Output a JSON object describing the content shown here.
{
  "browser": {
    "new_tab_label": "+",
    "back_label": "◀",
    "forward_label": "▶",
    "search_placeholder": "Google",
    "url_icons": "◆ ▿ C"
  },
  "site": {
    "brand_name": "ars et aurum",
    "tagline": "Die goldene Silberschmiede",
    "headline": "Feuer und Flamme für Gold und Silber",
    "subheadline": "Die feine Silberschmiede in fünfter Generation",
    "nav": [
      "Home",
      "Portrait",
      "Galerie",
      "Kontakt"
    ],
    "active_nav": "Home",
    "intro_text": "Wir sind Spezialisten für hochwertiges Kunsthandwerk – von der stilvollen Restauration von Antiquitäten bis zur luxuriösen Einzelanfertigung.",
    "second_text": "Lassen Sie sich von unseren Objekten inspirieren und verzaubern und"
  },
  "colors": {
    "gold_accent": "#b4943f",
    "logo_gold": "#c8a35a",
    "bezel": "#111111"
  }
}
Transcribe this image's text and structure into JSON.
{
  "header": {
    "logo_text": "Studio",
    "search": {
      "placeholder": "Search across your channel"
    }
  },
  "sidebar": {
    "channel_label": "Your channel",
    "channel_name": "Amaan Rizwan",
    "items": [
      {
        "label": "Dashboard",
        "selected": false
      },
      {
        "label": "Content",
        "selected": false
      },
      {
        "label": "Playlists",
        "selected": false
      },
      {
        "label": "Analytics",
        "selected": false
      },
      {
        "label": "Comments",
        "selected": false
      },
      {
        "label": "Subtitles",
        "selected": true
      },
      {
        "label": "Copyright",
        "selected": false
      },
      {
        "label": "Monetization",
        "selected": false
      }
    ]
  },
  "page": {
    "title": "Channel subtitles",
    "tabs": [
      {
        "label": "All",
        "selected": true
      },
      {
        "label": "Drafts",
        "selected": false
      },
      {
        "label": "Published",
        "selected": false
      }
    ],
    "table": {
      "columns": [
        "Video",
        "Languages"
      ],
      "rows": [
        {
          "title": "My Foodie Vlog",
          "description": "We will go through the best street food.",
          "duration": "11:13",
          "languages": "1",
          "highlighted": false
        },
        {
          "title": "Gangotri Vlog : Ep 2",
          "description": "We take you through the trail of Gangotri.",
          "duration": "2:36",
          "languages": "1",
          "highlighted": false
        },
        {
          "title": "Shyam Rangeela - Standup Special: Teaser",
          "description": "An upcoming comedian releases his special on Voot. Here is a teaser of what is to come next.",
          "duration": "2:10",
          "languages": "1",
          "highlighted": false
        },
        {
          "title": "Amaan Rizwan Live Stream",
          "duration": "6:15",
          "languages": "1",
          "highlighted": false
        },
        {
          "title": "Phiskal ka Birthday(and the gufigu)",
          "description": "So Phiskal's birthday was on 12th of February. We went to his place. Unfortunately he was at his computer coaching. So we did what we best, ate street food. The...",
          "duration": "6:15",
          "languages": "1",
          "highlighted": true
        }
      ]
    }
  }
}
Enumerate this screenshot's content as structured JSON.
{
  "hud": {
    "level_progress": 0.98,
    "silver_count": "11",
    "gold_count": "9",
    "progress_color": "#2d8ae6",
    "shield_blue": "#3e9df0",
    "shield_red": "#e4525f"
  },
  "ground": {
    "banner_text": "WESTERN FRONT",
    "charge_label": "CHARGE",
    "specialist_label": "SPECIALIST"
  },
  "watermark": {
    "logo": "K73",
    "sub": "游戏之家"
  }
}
──────────────────────────────
• WORK TO COMPLETE:
Scan the material line by line and report each one that contains "Vlog".

• RESULT OF THE EXERCISE:
          "title": "My Foodie Vlog",
          "title": "Gangotri Vlog : Ep 2",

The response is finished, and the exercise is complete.